• _Task instructions_
Transcribe all of the material exactly.

• _Material provided_
## BEGIN

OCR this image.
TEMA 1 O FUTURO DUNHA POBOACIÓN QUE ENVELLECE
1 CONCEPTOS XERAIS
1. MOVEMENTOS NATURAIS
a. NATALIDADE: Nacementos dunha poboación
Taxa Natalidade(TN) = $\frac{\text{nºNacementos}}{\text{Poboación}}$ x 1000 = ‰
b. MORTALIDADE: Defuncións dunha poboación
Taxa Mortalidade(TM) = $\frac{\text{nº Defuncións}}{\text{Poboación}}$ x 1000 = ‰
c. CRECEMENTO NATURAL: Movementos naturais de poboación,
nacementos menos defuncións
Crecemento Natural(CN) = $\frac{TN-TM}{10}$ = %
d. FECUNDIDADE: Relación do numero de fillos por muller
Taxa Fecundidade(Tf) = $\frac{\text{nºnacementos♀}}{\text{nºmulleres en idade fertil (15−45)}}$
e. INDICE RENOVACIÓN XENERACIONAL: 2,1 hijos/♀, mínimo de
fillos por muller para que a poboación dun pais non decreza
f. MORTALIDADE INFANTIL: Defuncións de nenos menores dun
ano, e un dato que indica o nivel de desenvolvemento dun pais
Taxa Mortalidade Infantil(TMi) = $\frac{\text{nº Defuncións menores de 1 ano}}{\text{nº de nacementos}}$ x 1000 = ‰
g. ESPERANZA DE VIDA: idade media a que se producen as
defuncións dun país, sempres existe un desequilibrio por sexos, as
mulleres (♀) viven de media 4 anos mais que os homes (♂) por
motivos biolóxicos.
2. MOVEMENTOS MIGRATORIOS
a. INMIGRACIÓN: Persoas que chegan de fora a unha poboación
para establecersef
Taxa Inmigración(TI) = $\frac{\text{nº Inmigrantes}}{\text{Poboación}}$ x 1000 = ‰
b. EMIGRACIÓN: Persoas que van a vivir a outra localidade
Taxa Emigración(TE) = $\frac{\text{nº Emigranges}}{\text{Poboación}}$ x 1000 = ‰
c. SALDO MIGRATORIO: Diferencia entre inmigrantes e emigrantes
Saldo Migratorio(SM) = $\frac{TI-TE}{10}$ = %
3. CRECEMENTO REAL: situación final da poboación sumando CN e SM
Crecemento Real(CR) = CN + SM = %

## END

• _Exercise output_
OCR this image.
TEMA 1 O FUTURO DUNHA POBOACIÓN QUE ENVELLECE
1 CONCEPTOS XERAIS
1. MOVEMENTOS NATURAIS
a. NATALIDADE: Nacementos dunha poboación
Taxa Natalidade(TN) = $\frac{\text{nºNacementos}}{\text{Poboación}}$ x 1000 = ‰
b. MORTALIDADE: Defuncións dunha poboación
Taxa Mortalidade(TM) = $\frac{\text{nº Defuncións}}{\text{Poboación}}$ x 1000 = ‰
c. CRECEMENTO NATURAL: Movementos naturais de poboación,
nacementos menos defuncións
Crecemento Natural(CN) = $\frac{TN-TM}{10}$ = %
d. FECUNDIDADE: Relación do numero de fillos por muller
Taxa Fecundidade(Tf) = $\frac{\text{nºnacementos♀}}{\text{nºmulleres en idade fertil (15−45)}}$
e. INDICE RENOVACIÓN XENERACIONAL: 2,1 hijos/♀, mínimo de
fillos por muller para que a poboación dun pais non decreza
f. MORTALIDADE INFANTIL: Defuncións de nenos menores dun
ano, e un dato que indica o nivel de desenvolvemento dun pais
Taxa Mortalidade Infantil(TMi) = $\frac{\text{nº Defuncións menores de 1 ano}}{\text{nº de nacementos}}$ x 1000 = ‰
g. ESPERANZA DE VIDA: idade media a que se producen as
defuncións dun país, sempres existe un desequilibrio por sexos, as
mulleres (♀) viven de media 4 anos mais que os homes (♂) por
motivos biolóxicos.
2. MOVEMENTOS MIGRATORIOS
a. INMIGRACIÓN: Persoas que chegan de fora a unha poboación
para establecersef
Taxa Inmigración(TI) = $\frac{\text{nº Inmigrantes}}{\text{Poboación}}$ x 1000 = ‰
b. EMIGRACIÓN: Persoas que van a vivir a outra localidade
Taxa Emigración(TE) = $\frac{\text{nº Emigranges}}{\text{Poboación}}$ x 1000 = ‰
c. SALDO MIGRATORIO: Diferencia entre inmigrantes e emigrantes
Saldo Migratorio(SM) = $\frac{TI-TE}{10}$ = %
3. CRECEMENTO REAL: situación final da poboación sumando CN e SM
Crecemento Real(CR) = CN + SM = %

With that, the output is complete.